SUPPLIED INFORMATION |
※ ※ ※

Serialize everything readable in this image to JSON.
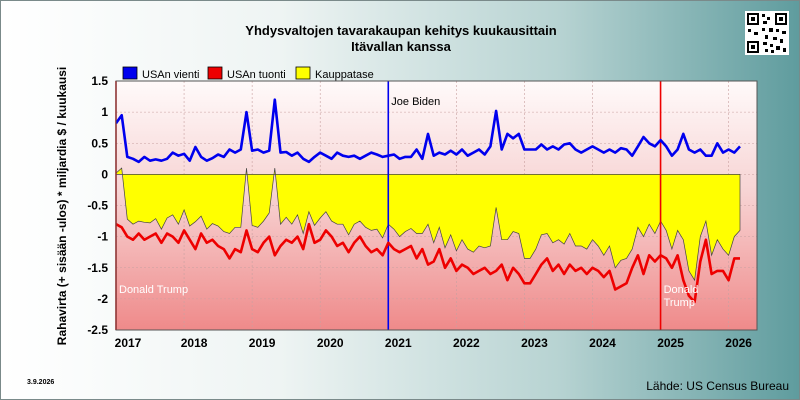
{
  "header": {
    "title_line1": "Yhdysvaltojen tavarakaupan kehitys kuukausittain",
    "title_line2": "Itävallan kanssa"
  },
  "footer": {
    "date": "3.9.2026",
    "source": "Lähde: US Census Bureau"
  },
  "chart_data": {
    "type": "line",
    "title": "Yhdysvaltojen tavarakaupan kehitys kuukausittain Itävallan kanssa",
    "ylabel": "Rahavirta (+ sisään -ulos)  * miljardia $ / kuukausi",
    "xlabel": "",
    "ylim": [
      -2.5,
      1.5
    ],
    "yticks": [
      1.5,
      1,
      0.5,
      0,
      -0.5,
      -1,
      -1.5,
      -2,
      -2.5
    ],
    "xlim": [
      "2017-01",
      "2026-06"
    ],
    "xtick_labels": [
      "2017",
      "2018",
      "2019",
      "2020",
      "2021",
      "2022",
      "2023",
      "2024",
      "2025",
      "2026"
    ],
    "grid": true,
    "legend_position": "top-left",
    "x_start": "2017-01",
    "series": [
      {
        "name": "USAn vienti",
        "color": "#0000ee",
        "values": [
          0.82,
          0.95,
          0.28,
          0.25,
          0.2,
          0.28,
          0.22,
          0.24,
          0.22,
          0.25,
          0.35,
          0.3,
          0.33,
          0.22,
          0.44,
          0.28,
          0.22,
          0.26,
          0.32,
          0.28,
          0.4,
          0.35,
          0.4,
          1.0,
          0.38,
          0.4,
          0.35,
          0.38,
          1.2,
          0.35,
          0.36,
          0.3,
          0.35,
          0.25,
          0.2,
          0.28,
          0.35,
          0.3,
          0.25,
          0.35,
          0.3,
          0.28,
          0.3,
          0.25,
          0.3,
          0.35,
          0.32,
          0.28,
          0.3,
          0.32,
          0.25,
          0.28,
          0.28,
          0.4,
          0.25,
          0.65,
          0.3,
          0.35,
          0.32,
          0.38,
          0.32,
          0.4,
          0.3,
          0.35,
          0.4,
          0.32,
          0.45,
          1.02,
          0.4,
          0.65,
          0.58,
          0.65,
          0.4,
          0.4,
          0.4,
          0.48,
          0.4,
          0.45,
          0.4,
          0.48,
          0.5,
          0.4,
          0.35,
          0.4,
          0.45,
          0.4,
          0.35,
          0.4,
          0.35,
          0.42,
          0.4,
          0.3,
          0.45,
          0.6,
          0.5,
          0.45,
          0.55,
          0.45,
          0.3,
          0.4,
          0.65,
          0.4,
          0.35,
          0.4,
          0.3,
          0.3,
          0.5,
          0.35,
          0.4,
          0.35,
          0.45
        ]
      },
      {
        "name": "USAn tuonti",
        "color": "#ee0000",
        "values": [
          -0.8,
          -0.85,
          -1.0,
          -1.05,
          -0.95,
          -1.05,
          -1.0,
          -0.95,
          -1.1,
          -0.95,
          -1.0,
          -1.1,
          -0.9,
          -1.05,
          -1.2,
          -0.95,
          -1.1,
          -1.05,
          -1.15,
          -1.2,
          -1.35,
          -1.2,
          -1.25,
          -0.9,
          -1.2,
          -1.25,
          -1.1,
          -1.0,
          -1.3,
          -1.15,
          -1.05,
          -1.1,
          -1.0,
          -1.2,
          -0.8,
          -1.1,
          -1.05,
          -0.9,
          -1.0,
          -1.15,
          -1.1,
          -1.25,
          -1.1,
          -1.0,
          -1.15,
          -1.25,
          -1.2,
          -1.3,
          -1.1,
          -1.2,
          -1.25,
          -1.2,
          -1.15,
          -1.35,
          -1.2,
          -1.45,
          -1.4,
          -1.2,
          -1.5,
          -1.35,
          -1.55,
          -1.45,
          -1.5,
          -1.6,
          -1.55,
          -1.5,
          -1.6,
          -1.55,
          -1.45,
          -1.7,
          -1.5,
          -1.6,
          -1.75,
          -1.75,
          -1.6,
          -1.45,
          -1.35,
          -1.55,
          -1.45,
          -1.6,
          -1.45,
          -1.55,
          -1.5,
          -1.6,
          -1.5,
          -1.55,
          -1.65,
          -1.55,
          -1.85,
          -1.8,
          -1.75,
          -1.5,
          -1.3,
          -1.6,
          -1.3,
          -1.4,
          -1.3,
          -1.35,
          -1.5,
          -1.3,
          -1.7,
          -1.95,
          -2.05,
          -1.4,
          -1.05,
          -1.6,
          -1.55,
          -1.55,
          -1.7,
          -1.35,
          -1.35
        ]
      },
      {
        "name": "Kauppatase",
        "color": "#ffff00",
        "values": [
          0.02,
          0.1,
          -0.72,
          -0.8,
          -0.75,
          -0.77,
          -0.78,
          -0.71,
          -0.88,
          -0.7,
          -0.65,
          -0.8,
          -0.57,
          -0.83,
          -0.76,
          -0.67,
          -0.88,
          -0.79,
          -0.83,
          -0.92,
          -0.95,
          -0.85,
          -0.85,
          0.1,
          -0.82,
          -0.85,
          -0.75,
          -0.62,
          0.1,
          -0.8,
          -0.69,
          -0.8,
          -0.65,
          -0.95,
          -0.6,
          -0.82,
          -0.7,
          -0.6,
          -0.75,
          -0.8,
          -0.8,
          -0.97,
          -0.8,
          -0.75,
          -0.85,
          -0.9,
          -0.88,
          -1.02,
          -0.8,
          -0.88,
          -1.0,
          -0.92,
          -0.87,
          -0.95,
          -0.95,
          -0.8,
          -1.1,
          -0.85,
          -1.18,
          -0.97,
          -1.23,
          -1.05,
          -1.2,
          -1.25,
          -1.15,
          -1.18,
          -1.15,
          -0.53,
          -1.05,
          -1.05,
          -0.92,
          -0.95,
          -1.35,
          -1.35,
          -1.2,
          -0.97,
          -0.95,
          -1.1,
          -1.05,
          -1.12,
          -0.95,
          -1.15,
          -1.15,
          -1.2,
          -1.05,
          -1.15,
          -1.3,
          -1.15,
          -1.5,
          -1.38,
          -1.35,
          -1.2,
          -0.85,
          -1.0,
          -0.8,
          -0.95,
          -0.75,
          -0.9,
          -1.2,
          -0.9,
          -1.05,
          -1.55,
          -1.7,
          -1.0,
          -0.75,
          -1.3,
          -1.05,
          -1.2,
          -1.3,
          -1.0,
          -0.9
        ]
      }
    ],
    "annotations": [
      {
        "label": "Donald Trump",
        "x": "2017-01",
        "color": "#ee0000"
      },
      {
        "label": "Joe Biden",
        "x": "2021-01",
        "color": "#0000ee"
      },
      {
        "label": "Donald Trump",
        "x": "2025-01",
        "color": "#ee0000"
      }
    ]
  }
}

※ ※ ※

TASK | Print the listing above in full, exactly as written. Omit any pictures.

CORRECT ANSWER |
Serialize everything readable in this image to JSON.
{
  "header": {
    "title_line1": "Yhdysvaltojen tavarakaupan kehitys kuukausittain",
    "title_line2": "Itävallan kanssa"
  },
  "footer": {
    "date": "3.9.2026",
    "source": "Lähde: US Census Bureau"
  },
  "chart_data": {
    "type": "line",
    "title": "Yhdysvaltojen tavarakaupan kehitys kuukausittain Itävallan kanssa",
    "ylabel": "Rahavirta (+ sisään -ulos)  * miljardia $ / kuukausi",
    "xlabel": "",
    "ylim": [
      -2.5,
      1.5
    ],
    "yticks": [
      1.5,
      1,
      0.5,
      0,
      -0.5,
      -1,
      -1.5,
      -2,
      -2.5
    ],
    "xlim": [
      "2017-01",
      "2026-06"
    ],
    "xtick_labels": [
      "2017",
      "2018",
      "2019",
      "2020",
      "2021",
      "2022",
      "2023",
      "2024",
      "2025",
      "2026"
    ],
    "grid": true,
    "legend_position": "top-left",
    "x_start": "2017-01",
    "series": [
      {
        "name": "USAn vienti",
        "color": "#0000ee",
        "values": [
          0.82,
          0.95,
          0.28,
          0.25,
          0.2,
          0.28,
          0.22,
          0.24,
          0.22,
          0.25,
          0.35,
          0.3,
          0.33,
          0.22,
          0.44,
          0.28,
          0.22,
          0.26,
          0.32,
          0.28,
          0.4,
          0.35,
          0.4,
          1.0,
          0.38,
          0.4,
          0.35,
          0.38,
          1.2,
          0.35,
          0.36,
          0.3,
          0.35,
          0.25,
          0.2,
          0.28,
          0.35,
          0.3,
          0.25,
          0.35,
          0.3,
          0.28,
          0.3,
          0.25,
          0.3,
          0.35,
          0.32,
          0.28,
          0.3,
          0.32,
          0.25,
          0.28,
          0.28,
          0.4,
          0.25,
          0.65,
          0.3,
          0.35,
          0.32,
          0.38,
          0.32,
          0.4,
          0.3,
          0.35,
          0.4,
          0.32,
          0.45,
          1.02,
          0.4,
          0.65,
          0.58,
          0.65,
          0.4,
          0.4,
          0.4,
          0.48,
          0.4,
          0.45,
          0.4,
          0.48,
          0.5,
          0.4,
          0.35,
          0.4,
          0.45,
          0.4,
          0.35,
          0.4,
          0.35,
          0.42,
          0.4,
          0.3,
          0.45,
          0.6,
          0.5,
          0.45,
          0.55,
          0.45,
          0.3,
          0.4,
          0.65,
          0.4,
          0.35,
          0.4,
          0.3,
          0.3,
          0.5,
          0.35,
          0.4,
          0.35,
          0.45
        ]
      },
      {
        "name": "USAn tuonti",
        "color": "#ee0000",
        "values": [
          -0.8,
          -0.85,
          -1.0,
          -1.05,
          -0.95,
          -1.05,
          -1.0,
          -0.95,
          -1.1,
          -0.95,
          -1.0,
          -1.1,
          -0.9,
          -1.05,
          -1.2,
          -0.95,
          -1.1,
          -1.05,
          -1.15,
          -1.2,
          -1.35,
          -1.2,
          -1.25,
          -0.9,
          -1.2,
          -1.25,
          -1.1,
          -1.0,
          -1.3,
          -1.15,
          -1.05,
          -1.1,
          -1.0,
          -1.2,
          -0.8,
          -1.1,
          -1.05,
          -0.9,
          -1.0,
          -1.15,
          -1.1,
          -1.25,
          -1.1,
          -1.0,
          -1.15,
          -1.25,
          -1.2,
          -1.3,
          -1.1,
          -1.2,
          -1.25,
          -1.2,
          -1.15,
          -1.35,
          -1.2,
          -1.45,
          -1.4,
          -1.2,
          -1.5,
          -1.35,
          -1.55,
          -1.45,
          -1.5,
          -1.6,
          -1.55,
          -1.5,
          -1.6,
          -1.55,
          -1.45,
          -1.7,
          -1.5,
          -1.6,
          -1.75,
          -1.75,
          -1.6,
          -1.45,
          -1.35,
          -1.55,
          -1.45,
          -1.6,
          -1.45,
          -1.55,
          -1.5,
          -1.6,
          -1.5,
          -1.55,
          -1.65,
          -1.55,
          -1.85,
          -1.8,
          -1.75,
          -1.5,
          -1.3,
          -1.6,
          -1.3,
          -1.4,
          -1.3,
          -1.35,
          -1.5,
          -1.3,
          -1.7,
          -1.95,
          -2.05,
          -1.4,
          -1.05,
          -1.6,
          -1.55,
          -1.55,
          -1.7,
          -1.35,
          -1.35
        ]
      },
      {
        "name": "Kauppatase",
        "color": "#ffff00",
        "values": [
          0.02,
          0.1,
          -0.72,
          -0.8,
          -0.75,
          -0.77,
          -0.78,
          -0.71,
          -0.88,
          -0.7,
          -0.65,
          -0.8,
          -0.57,
          -0.83,
          -0.76,
          -0.67,
          -0.88,
          -0.79,
          -0.83,
          -0.92,
          -0.95,
          -0.85,
          -0.85,
          0.1,
          -0.82,
          -0.85,
          -0.75,
          -0.62,
          0.1,
          -0.8,
          -0.69,
          -0.8,
          -0.65,
          -0.95,
          -0.6,
          -0.82,
          -0.7,
          -0.6,
          -0.75,
          -0.8,
          -0.8,
          -0.97,
          -0.8,
          -0.75,
          -0.85,
          -0.9,
          -0.88,
          -1.02,
          -0.8,
          -0.88,
          -1.0,
          -0.92,
          -0.87,
          -0.95,
          -0.95,
          -0.8,
          -1.1,
          -0.85,
          -1.18,
          -0.97,
          -1.23,
          -1.05,
          -1.2,
          -1.25,
          -1.15,
          -1.18,
          -1.15,
          -0.53,
          -1.05,
          -1.05,
          -0.92,
          -0.95,
          -1.35,
          -1.35,
          -1.2,
          -0.97,
          -0.95,
          -1.1,
          -1.05,
          -1.12,
          -0.95,
          -1.15,
          -1.15,
          -1.2,
          -1.05,
          -1.15,
          -1.3,
          -1.15,
          -1.5,
          -1.38,
          -1.35,
          -1.2,
          -0.85,
          -1.0,
          -0.8,
          -0.95,
          -0.75,
          -0.9,
          -1.2,
          -0.9,
          -1.05,
          -1.55,
          -1.7,
          -1.0,
          -0.75,
          -1.3,
          -1.05,
          -1.2,
          -1.3,
          -1.0,
          -0.9
        ]
      }
    ],
    "annotations": [
      {
        "label": "Donald Trump",
        "x": "2017-01",
        "color": "#ee0000"
      },
      {
        "label": "Joe Biden",
        "x": "2021-01",
        "color": "#0000ee"
      },
      {
        "label": "Donald Trump",
        "x": "2025-01",
        "color": "#ee0000"
      }
    ]
  }
}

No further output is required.